- **LISTED ENTRIES**
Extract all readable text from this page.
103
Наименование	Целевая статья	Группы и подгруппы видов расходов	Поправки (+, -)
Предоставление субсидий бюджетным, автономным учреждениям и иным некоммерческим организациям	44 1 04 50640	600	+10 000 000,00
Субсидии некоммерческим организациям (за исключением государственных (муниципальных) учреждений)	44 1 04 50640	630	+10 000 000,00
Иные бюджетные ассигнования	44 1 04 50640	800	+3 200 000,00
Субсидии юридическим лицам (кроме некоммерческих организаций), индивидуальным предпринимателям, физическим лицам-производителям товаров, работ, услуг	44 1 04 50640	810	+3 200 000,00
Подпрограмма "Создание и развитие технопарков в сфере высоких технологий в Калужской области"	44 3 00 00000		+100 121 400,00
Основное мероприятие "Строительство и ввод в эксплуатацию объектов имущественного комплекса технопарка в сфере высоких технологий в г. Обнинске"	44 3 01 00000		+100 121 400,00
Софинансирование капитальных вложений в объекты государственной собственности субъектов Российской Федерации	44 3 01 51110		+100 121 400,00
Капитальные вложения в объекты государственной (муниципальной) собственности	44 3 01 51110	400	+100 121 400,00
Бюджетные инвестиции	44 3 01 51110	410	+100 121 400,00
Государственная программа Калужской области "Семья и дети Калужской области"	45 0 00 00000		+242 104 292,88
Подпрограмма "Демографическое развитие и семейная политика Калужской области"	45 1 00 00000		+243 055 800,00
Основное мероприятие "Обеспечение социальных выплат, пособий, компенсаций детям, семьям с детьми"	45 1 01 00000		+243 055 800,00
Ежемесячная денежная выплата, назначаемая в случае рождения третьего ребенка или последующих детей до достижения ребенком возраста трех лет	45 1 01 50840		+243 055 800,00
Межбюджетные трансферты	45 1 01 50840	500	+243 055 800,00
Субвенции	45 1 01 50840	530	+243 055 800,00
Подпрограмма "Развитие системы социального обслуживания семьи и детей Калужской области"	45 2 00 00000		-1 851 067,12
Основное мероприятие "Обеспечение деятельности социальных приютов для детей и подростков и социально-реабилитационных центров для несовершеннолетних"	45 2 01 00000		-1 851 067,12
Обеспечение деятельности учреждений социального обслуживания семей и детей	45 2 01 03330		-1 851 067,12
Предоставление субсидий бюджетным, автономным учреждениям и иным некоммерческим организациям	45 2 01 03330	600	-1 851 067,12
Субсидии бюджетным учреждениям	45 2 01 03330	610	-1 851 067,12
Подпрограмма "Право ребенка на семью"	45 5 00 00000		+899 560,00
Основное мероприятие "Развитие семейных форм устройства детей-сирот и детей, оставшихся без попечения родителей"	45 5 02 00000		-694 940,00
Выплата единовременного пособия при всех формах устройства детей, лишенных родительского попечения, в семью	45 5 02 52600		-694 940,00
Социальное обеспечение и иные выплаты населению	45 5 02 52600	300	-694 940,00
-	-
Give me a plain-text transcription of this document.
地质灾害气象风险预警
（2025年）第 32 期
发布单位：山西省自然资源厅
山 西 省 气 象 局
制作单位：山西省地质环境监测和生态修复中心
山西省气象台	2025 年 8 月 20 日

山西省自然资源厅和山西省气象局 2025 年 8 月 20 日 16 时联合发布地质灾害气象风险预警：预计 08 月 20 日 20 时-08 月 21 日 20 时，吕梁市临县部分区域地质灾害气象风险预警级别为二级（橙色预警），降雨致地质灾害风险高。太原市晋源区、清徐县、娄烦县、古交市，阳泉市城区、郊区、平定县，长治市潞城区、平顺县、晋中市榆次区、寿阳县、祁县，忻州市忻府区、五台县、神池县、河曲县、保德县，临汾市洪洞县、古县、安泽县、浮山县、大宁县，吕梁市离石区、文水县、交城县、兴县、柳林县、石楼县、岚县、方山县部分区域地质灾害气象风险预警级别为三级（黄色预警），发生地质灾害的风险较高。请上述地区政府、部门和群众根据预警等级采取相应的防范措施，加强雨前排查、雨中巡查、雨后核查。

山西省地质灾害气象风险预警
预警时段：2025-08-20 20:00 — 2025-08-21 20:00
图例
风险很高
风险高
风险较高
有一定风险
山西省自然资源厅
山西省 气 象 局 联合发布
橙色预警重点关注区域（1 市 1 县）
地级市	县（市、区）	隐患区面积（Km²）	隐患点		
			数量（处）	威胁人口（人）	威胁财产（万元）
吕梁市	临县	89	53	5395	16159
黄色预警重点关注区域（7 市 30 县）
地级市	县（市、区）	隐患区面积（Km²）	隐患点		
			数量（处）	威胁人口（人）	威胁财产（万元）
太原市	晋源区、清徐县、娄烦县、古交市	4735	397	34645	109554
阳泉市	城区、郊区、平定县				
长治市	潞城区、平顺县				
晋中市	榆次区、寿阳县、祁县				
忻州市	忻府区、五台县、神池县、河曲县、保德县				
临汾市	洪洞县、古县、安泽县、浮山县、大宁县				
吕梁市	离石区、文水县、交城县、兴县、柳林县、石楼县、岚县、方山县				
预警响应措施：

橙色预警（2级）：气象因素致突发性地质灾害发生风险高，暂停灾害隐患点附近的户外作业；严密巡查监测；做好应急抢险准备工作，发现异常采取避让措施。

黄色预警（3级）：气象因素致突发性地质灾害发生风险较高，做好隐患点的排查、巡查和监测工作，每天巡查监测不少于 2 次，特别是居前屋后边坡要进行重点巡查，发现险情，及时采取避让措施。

- **EXERCISE OBJECTIVE**
Above are some records; extract every one of them exactly.

- **REPLY**
Extract all readable text from this page.
103
Наименование	Целевая статья	Группы и подгруппы видов расходов	Поправки (+, -)
Предоставление субсидий бюджетным, автономным учреждениям и иным некоммерческим организациям	44 1 04 50640	600	+10 000 000,00
Субсидии некоммерческим организациям (за исключением государственных (муниципальных) учреждений)	44 1 04 50640	630	+10 000 000,00
Иные бюджетные ассигнования	44 1 04 50640	800	+3 200 000,00
Субсидии юридическим лицам (кроме некоммерческих организаций), индивидуальным предпринимателям, физическим лицам-производителям товаров, работ, услуг	44 1 04 50640	810	+3 200 000,00
Подпрограмма "Создание и развитие технопарков в сфере высоких технологий в Калужской области"	44 3 00 00000		+100 121 400,00
Основное мероприятие "Строительство и ввод в эксплуатацию объектов имущественного комплекса технопарка в сфере высоких технологий в г. Обнинске"	44 3 01 00000		+100 121 400,00
Софинансирование капитальных вложений в объекты государственной собственности субъектов Российской Федерации	44 3 01 51110		+100 121 400,00
Капитальные вложения в объекты государственной (муниципальной) собственности	44 3 01 51110	400	+100 121 400,00
Бюджетные инвестиции	44 3 01 51110	410	+100 121 400,00
Государственная программа Калужской области "Семья и дети Калужской области"	45 0 00 00000		+242 104 292,88
Подпрограмма "Демографическое развитие и семейная политика Калужской области"	45 1 00 00000		+243 055 800,00
Основное мероприятие "Обеспечение социальных выплат, пособий, компенсаций детям, семьям с детьми"	45 1 01 00000		+243 055 800,00
Ежемесячная денежная выплата, назначаемая в случае рождения третьего ребенка или последующих детей до достижения ребенком возраста трех лет	45 1 01 50840		+243 055 800,00
Межбюджетные трансферты	45 1 01 50840	500	+243 055 800,00
Субвенции	45 1 01 50840	530	+243 055 800,00
Подпрограмма "Развитие системы социального обслуживания семьи и детей Калужской области"	45 2 00 00000		-1 851 067,12
Основное мероприятие "Обеспечение деятельности социальных приютов для детей и подростков и социально-реабилитационных центров для несовершеннолетних"	45 2 01 00000		-1 851 067,12
Обеспечение деятельности учреждений социального обслуживания семей и детей	45 2 01 03330		-1 851 067,12
Предоставление субсидий бюджетным, автономным учреждениям и иным некоммерческим организациям	45 2 01 03330	600	-1 851 067,12
Субсидии бюджетным учреждениям	45 2 01 03330	610	-1 851 067,12
Подпрограмма "Право ребенка на семью"	45 5 00 00000		+899 560,00
Основное мероприятие "Развитие семейных форм устройства детей-сирот и детей, оставшихся без попечения родителей"	45 5 02 00000		-694 940,00
Выплата единовременного пособия при всех формах устройства детей, лишенных родительского попечения, в семью	45 5 02 52600		-694 940,00
Социальное обеспечение и иные выплаты населению	45 5 02 52600	300	-694 940,00
-	-
Give me a plain-text transcription of this document.
地质灾害气象风险预警
（2025年）第 32 期
发布单位：山西省自然资源厅
山 西 省 气 象 局
制作单位：山西省地质环境监测和生态修复中心
山西省气象台	2025 年 8 月 20 日

山西省自然资源厅和山西省气象局 2025 年 8 月 20 日 16 时联合发布地质灾害气象风险预警：预计 08 月 20 日 20 时-08 月 21 日 20 时，吕梁市临县部分区域地质灾害气象风险预警级别为二级（橙色预警），降雨致地质灾害风险高。太原市晋源区、清徐县、娄烦县、古交市，阳泉市城区、郊区、平定县，长治市潞城区、平顺县、晋中市榆次区、寿阳县、祁县，忻州市忻府区、五台县、神池县、河曲县、保德县，临汾市洪洞县、古县、安泽县、浮山县、大宁县，吕梁市离石区、文水县、交城县、兴县、柳林县、石楼县、岚县、方山县部分区域地质灾害气象风险预警级别为三级（黄色预警），发生地质灾害的风险较高。请上述地区政府、部门和群众根据预警等级采取相应的防范措施，加强雨前排查、雨中巡查、雨后核查。

山西省地质灾害气象风险预警
预警时段：2025-08-20 20:00 — 2025-08-21 20:00
图例
风险很高
风险高
风险较高
有一定风险
山西省自然资源厅
山西省 气 象 局 联合发布
橙色预警重点关注区域（1 市 1 县）
地级市	县（市、区）	隐患区面积（Km²）	隐患点		
			数量（处）	威胁人口（人）	威胁财产（万元）
吕梁市	临县	89	53	5395	16159
黄色预警重点关注区域（7 市 30 县）
地级市	县（市、区）	隐患区面积（Km²）	隐患点		
			数量（处）	威胁人口（人）	威胁财产（万元）
太原市	晋源区、清徐县、娄烦县、古交市	4735	397	34645	109554
阳泉市	城区、郊区、平定县				
长治市	潞城区、平顺县				
晋中市	榆次区、寿阳县、祁县				
忻州市	忻府区、五台县、神池县、河曲县、保德县				
临汾市	洪洞县、古县、安泽县、浮山县、大宁县				
吕梁市	离石区、文水县、交城县、兴县、柳林县、石楼县、岚县、方山县				
预警响应措施：

橙色预警（2级）：气象因素致突发性地质灾害发生风险高，暂停灾害隐患点附近的户外作业；严密巡查监测；做好应急抢险准备工作，发现异常采取避让措施。

黄色预警（3级）：气象因素致突发性地质灾害发生风险较高，做好隐患点的排查、巡查和监测工作，每天巡查监测不少于 2 次，特别是居前屋后边坡要进行重点巡查，发现险情，及时采取避让措施。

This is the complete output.